--- Start ---

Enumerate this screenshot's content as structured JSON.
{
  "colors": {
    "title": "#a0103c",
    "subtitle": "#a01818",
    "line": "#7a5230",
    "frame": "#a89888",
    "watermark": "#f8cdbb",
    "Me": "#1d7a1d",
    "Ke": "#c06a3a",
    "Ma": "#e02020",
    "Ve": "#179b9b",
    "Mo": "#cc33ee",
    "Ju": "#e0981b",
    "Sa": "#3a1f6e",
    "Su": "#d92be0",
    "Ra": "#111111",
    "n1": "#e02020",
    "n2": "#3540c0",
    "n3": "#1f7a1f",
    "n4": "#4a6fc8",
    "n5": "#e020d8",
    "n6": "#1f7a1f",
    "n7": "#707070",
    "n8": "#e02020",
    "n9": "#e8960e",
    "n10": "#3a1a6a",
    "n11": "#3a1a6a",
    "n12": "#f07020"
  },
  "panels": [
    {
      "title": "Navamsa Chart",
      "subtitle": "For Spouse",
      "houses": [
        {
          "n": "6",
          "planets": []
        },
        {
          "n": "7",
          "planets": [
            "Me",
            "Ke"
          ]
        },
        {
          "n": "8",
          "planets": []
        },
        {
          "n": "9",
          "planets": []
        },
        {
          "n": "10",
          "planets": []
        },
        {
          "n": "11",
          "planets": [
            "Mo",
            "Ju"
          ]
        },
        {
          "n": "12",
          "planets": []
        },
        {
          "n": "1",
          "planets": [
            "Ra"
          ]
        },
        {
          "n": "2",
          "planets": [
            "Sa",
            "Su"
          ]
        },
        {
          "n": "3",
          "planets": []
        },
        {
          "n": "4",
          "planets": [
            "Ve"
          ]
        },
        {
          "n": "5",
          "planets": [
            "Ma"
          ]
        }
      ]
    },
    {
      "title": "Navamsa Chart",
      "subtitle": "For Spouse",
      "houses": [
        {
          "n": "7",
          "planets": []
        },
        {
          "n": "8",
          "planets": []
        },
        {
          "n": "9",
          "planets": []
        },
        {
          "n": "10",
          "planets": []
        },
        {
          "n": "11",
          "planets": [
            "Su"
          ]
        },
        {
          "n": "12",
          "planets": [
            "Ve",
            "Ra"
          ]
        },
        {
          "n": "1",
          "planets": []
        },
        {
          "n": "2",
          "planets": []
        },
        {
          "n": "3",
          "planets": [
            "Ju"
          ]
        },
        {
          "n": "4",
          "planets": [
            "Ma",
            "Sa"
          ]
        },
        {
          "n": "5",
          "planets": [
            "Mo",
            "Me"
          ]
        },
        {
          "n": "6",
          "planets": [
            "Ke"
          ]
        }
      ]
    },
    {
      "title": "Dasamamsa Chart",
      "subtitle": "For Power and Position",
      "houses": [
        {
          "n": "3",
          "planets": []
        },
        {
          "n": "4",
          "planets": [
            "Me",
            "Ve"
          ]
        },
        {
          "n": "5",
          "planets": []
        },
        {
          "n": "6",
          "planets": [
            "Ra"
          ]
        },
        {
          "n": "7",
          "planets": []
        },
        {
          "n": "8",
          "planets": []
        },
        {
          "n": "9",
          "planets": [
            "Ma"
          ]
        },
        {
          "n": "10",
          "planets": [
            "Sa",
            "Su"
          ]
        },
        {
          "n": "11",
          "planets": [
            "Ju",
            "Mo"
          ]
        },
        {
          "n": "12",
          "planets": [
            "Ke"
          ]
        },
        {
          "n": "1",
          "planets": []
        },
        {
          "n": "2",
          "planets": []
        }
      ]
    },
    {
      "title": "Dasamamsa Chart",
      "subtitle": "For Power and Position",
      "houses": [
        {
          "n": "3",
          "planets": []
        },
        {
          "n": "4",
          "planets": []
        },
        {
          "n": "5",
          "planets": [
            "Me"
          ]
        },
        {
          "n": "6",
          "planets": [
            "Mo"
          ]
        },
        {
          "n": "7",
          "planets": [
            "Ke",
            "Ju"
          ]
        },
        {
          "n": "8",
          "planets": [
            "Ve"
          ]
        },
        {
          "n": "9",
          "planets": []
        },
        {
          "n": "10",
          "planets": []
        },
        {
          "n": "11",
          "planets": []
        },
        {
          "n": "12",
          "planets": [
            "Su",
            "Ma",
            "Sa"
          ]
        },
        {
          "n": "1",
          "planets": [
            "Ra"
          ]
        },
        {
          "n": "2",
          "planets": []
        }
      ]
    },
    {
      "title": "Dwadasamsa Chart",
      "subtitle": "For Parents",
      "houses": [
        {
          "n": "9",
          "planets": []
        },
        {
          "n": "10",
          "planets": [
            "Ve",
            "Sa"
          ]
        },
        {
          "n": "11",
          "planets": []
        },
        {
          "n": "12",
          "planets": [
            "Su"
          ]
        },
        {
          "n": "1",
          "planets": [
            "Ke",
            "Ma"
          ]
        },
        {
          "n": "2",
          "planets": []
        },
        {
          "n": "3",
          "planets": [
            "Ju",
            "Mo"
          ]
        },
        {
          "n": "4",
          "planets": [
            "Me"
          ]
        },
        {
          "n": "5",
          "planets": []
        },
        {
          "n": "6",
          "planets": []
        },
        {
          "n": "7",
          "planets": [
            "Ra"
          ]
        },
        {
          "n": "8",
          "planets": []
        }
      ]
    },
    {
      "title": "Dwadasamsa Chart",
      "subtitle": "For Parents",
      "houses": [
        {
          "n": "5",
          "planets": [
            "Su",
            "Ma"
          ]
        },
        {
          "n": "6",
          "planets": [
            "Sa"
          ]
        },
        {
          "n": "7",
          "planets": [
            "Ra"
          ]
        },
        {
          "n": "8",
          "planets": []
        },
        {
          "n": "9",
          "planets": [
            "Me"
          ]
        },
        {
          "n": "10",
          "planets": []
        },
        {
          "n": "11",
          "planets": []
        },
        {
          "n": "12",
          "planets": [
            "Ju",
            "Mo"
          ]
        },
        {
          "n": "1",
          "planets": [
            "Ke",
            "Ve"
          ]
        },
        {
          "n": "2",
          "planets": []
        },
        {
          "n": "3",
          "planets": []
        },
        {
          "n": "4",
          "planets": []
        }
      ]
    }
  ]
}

--- End ---

_Task to complete_.
Repeat every entry exactly as written above.

_Right answer_.
Enumerate this screenshot's content as structured JSON.
{
  "colors": {
    "title": "#a0103c",
    "subtitle": "#a01818",
    "line": "#7a5230",
    "frame": "#a89888",
    "watermark": "#f8cdbb",
    "Me": "#1d7a1d",
    "Ke": "#c06a3a",
    "Ma": "#e02020",
    "Ve": "#179b9b",
    "Mo": "#cc33ee",
    "Ju": "#e0981b",
    "Sa": "#3a1f6e",
    "Su": "#d92be0",
    "Ra": "#111111",
    "n1": "#e02020",
    "n2": "#3540c0",
    "n3": "#1f7a1f",
    "n4": "#4a6fc8",
    "n5": "#e020d8",
    "n6": "#1f7a1f",
    "n7": "#707070",
    "n8": "#e02020",
    "n9": "#e8960e",
    "n10": "#3a1a6a",
    "n11": "#3a1a6a",
    "n12": "#f07020"
  },
  "panels": [
    {
      "title": "Navamsa Chart",
      "subtitle": "For Spouse",
      "houses": [
        {
          "n": "6",
          "planets": []
        },
        {
          "n": "7",
          "planets": [
            "Me",
            "Ke"
          ]
        },
        {
          "n": "8",
          "planets": []
        },
        {
          "n": "9",
          "planets": []
        },
        {
          "n": "10",
          "planets": []
        },
        {
          "n": "11",
          "planets": [
            "Mo",
            "Ju"
          ]
        },
        {
          "n": "12",
          "planets": []
        },
        {
          "n": "1",
          "planets": [
            "Ra"
          ]
        },
        {
          "n": "2",
          "planets": [
            "Sa",
            "Su"
          ]
        },
        {
          "n": "3",
          "planets": []
        },
        {
          "n": "4",
          "planets": [
            "Ve"
          ]
        },
        {
          "n": "5",
          "planets": [
            "Ma"
          ]
        }
      ]
    },
    {
      "title": "Navamsa Chart",
      "subtitle": "For Spouse",
      "houses": [
        {
          "n": "7",
          "planets": []
        },
        {
          "n": "8",
          "planets": []
        },
        {
          "n": "9",
          "planets": []
        },
        {
          "n": "10",
          "planets": []
        },
        {
          "n": "11",
          "planets": [
            "Su"
          ]
        },
        {
          "n": "12",
          "planets": [
            "Ve",
            "Ra"
          ]
        },
        {
          "n": "1",
          "planets": []
        },
        {
          "n": "2",
          "planets": []
        },
        {
          "n": "3",
          "planets": [
            "Ju"
          ]
        },
        {
          "n": "4",
          "planets": [
            "Ma",
            "Sa"
          ]
        },
        {
          "n": "5",
          "planets": [
            "Mo",
            "Me"
          ]
        },
        {
          "n": "6",
          "planets": [
            "Ke"
          ]
        }
      ]
    },
    {
      "title": "Dasamamsa Chart",
      "subtitle": "For Power and Position",
      "houses": [
        {
          "n": "3",
          "planets": []
        },
        {
          "n": "4",
          "planets": [
            "Me",
            "Ve"
          ]
        },
        {
          "n": "5",
          "planets": []
        },
        {
          "n": "6",
          "planets": [
            "Ra"
          ]
        },
        {
          "n": "7",
          "planets": []
        },
        {
          "n": "8",
          "planets": []
        },
        {
          "n": "9",
          "planets": [
            "Ma"
          ]
        },
        {
          "n": "10",
          "planets": [
            "Sa",
            "Su"
          ]
        },
        {
          "n": "11",
          "planets": [
            "Ju",
            "Mo"
          ]
        },
        {
          "n": "12",
          "planets": [
            "Ke"
          ]
        },
        {
          "n": "1",
          "planets": []
        },
        {
          "n": "2",
          "planets": []
        }
      ]
    },
    {
      "title": "Dasamamsa Chart",
      "subtitle": "For Power and Position",
      "houses": [
        {
          "n": "3",
          "planets": []
        },
        {
          "n": "4",
          "planets": []
        },
        {
          "n": "5",
          "planets": [
            "Me"
          ]
        },
        {
          "n": "6",
          "planets": [
            "Mo"
          ]
        },
        {
          "n": "7",
          "planets": [
            "Ke",
            "Ju"
          ]
        },
        {
          "n": "8",
          "planets": [
            "Ve"
          ]
        },
        {
          "n": "9",
          "planets": []
        },
        {
          "n": "10",
          "planets": []
        },
        {
          "n": "11",
          "planets": []
        },
        {
          "n": "12",
          "planets": [
            "Su",
            "Ma",
            "Sa"
          ]
        },
        {
          "n": "1",
          "planets": [
            "Ra"
          ]
        },
        {
          "n": "2",
          "planets": []
        }
      ]
    },
    {
      "title": "Dwadasamsa Chart",
      "subtitle": "For Parents",
      "houses": [
        {
          "n": "9",
          "planets": []
        },
        {
          "n": "10",
          "planets": [
            "Ve",
            "Sa"
          ]
        },
        {
          "n": "11",
          "planets": []
        },
        {
          "n": "12",
          "planets": [
            "Su"
          ]
        },
        {
          "n": "1",
          "planets": [
            "Ke",
            "Ma"
          ]
        },
        {
          "n": "2",
          "planets": []
        },
        {
          "n": "3",
          "planets": [
            "Ju",
            "Mo"
          ]
        },
        {
          "n": "4",
          "planets": [
            "Me"
          ]
        },
        {
          "n": "5",
          "planets": []
        },
        {
          "n": "6",
          "planets": []
        },
        {
          "n": "7",
          "planets": [
            "Ra"
          ]
        },
        {
          "n": "8",
          "planets": []
        }
      ]
    },
    {
      "title": "Dwadasamsa Chart",
      "subtitle": "For Parents",
      "houses": [
        {
          "n": "5",
          "planets": [
            "Su",
            "Ma"
          ]
        },
        {
          "n": "6",
          "planets": [
            "Sa"
          ]
        },
        {
          "n": "7",
          "planets": [
            "Ra"
          ]
        },
        {
          "n": "8",
          "planets": []
        },
        {
          "n": "9",
          "planets": [
            "Me"
          ]
        },
        {
          "n": "10",
          "planets": []
        },
        {
          "n": "11",
          "planets": []
        },
        {
          "n": "12",
          "planets": [
            "Ju",
            "Mo"
          ]
        },
        {
          "n": "1",
          "planets": [
            "Ke",
            "Ve"
          ]
        },
        {
          "n": "2",
          "planets": []
        },
        {
          "n": "3",
          "planets": []
        },
        {
          "n": "4",
          "planets": []
        }
      ]
    }
  ]
}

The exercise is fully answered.